TASK: Do any lines in the data below contain "page"? If so, copy every one of them.

Saved data entries:
— START —
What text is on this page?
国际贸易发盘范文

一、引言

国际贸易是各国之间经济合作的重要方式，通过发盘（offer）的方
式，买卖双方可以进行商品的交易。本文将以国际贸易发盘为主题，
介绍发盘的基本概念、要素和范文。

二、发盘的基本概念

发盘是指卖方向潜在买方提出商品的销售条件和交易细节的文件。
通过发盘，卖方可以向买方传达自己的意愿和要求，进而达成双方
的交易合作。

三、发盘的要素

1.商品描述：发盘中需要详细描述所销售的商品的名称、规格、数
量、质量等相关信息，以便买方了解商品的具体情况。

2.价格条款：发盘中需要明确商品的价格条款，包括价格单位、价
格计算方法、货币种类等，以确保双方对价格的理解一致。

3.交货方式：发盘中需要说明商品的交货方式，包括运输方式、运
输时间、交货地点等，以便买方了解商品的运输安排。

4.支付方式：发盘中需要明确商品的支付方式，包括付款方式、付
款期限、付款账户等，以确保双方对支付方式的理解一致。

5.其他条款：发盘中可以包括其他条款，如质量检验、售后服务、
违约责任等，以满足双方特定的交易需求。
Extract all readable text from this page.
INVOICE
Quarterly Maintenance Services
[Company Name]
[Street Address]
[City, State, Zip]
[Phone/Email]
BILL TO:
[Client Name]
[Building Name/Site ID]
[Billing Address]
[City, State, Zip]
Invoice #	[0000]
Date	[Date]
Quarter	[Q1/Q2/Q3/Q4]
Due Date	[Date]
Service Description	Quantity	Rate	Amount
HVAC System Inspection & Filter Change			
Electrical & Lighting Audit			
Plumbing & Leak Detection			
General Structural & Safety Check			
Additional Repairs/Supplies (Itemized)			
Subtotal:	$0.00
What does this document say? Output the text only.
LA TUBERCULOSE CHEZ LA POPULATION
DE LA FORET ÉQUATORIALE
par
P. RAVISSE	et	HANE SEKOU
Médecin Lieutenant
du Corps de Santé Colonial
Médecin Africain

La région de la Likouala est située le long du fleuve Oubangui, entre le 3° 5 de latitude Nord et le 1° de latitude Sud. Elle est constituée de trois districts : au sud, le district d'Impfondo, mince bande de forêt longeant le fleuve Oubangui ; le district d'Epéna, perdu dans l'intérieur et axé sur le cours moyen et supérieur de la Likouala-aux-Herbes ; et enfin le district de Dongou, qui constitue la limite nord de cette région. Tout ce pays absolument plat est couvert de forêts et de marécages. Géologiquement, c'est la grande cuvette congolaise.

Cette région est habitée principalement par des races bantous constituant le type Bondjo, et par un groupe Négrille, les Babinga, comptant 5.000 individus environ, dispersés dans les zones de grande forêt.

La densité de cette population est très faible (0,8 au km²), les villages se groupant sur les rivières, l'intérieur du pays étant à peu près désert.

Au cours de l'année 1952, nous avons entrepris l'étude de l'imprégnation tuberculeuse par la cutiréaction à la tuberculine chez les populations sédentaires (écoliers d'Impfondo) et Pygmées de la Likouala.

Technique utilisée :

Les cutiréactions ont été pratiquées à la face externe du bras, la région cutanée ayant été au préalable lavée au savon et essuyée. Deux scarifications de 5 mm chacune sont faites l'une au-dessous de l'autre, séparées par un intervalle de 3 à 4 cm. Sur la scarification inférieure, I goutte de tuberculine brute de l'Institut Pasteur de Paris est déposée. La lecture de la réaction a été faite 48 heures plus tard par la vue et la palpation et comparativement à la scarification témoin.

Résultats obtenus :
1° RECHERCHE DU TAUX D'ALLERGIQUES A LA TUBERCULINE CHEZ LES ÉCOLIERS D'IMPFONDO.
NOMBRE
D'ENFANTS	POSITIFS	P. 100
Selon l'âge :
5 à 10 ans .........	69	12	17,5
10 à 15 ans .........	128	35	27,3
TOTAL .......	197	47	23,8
— END —
— START —
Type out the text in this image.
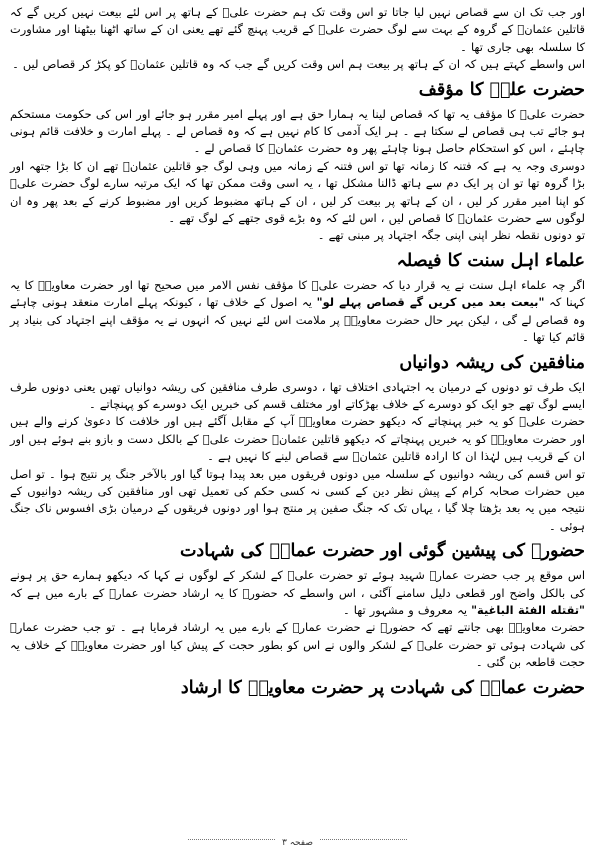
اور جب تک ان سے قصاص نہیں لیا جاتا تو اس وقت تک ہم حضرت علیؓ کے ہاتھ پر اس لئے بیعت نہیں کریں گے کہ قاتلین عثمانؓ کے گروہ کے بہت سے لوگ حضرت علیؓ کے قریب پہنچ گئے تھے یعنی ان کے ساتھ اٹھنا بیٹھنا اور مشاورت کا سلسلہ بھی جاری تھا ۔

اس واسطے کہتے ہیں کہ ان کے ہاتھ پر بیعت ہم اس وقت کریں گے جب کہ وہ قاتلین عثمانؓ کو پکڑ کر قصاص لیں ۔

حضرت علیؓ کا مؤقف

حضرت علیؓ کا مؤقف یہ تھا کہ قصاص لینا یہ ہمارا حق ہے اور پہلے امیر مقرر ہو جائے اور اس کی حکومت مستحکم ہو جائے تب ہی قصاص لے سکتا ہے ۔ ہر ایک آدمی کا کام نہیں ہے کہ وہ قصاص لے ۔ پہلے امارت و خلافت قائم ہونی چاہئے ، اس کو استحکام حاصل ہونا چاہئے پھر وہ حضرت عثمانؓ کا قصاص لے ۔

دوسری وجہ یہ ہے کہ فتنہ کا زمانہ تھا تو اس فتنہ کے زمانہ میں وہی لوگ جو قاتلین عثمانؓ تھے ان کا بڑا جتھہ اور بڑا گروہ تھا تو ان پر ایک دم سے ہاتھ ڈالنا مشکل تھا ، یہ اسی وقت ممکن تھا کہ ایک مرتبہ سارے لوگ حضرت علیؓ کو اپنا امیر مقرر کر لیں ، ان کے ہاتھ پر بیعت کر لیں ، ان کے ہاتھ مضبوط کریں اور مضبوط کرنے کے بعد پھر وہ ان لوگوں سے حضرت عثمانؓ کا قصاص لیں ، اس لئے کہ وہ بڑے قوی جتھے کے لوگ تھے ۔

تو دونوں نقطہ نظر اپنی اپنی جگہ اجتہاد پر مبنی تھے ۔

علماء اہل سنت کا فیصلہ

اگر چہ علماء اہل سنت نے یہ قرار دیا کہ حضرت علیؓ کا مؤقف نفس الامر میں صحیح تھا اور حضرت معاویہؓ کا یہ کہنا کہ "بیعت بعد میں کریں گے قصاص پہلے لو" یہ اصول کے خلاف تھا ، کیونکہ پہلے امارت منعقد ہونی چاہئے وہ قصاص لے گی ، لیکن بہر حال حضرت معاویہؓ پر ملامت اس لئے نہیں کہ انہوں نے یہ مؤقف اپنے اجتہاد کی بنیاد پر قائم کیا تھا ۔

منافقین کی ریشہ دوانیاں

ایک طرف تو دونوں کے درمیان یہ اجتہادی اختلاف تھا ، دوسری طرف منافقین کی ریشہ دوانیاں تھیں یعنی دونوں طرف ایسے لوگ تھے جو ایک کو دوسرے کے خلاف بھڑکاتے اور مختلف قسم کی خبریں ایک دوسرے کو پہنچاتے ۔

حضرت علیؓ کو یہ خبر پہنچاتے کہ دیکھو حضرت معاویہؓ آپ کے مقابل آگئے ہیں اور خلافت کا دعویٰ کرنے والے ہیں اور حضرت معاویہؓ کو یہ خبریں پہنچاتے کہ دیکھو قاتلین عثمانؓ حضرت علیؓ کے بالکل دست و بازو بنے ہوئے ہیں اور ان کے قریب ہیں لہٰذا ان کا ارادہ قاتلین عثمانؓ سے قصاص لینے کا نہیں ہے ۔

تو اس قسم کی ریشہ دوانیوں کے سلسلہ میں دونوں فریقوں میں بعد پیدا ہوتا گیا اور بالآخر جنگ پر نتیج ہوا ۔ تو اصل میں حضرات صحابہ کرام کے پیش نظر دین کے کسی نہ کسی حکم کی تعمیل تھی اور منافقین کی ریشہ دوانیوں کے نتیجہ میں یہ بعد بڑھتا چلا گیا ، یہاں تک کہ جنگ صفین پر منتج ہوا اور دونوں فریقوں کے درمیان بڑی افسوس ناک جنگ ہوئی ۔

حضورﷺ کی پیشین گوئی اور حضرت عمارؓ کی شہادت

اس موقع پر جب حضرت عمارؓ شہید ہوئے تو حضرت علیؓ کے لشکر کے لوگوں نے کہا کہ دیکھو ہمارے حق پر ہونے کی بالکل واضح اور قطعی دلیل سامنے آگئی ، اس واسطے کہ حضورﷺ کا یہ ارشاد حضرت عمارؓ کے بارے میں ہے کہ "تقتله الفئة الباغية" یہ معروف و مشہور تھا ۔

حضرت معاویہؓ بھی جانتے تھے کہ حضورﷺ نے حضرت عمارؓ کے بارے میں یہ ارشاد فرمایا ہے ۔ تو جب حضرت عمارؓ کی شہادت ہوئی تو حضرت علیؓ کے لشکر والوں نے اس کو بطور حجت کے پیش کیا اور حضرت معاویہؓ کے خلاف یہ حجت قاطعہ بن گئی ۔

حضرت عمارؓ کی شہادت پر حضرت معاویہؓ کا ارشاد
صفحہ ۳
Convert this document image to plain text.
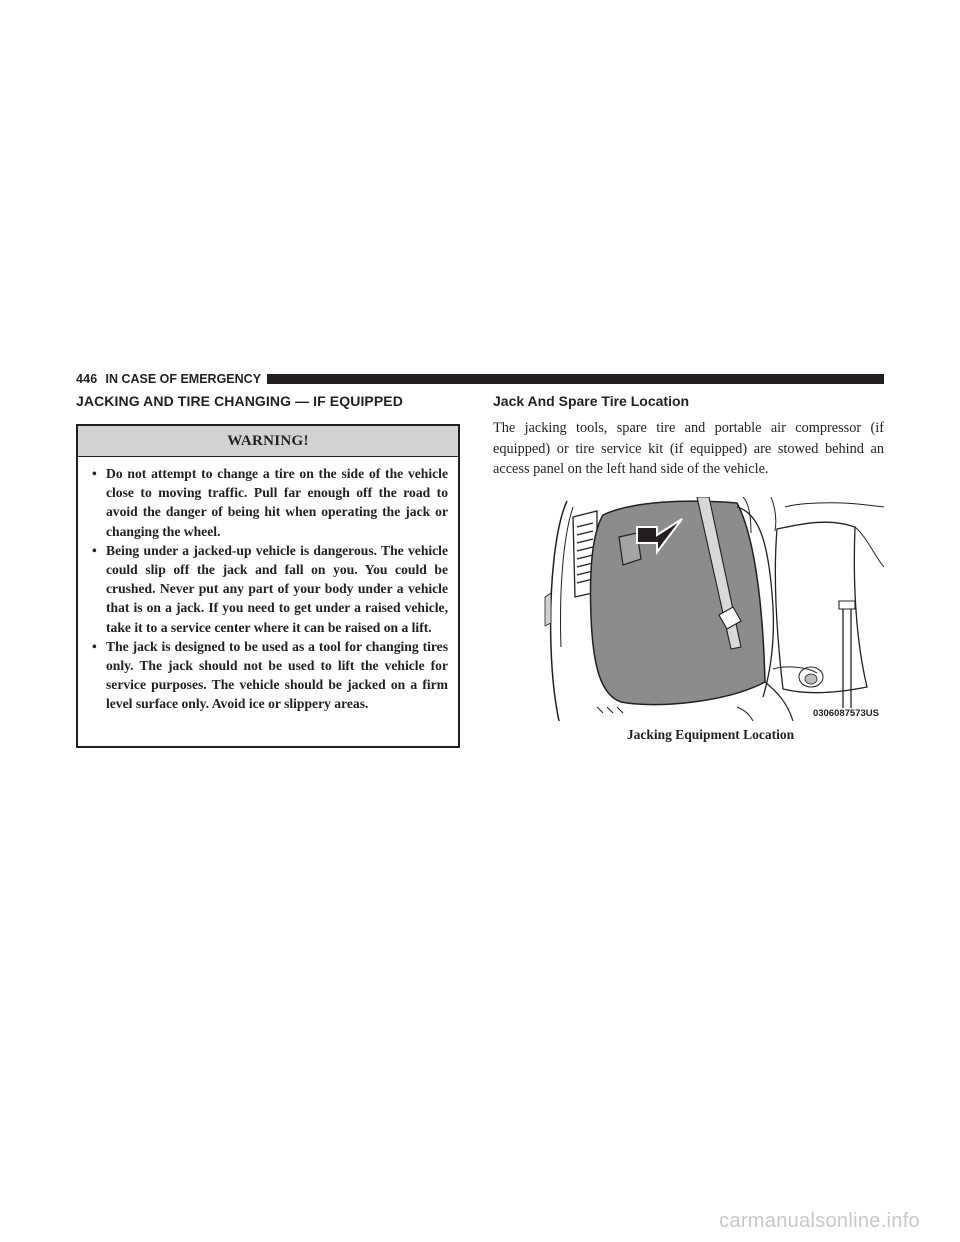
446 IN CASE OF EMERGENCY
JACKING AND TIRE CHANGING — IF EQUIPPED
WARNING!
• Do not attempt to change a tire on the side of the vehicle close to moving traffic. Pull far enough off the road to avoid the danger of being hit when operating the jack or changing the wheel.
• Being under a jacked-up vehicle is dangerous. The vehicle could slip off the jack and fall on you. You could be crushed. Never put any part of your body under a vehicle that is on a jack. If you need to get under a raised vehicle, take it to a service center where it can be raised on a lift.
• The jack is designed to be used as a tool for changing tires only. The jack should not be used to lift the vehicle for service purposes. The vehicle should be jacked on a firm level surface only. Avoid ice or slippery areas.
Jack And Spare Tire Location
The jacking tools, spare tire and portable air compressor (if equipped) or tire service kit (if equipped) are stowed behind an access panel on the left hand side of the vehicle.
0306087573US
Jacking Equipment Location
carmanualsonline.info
— END —
RESPONSE:
What text is on this page?
Extract all readable text from this page.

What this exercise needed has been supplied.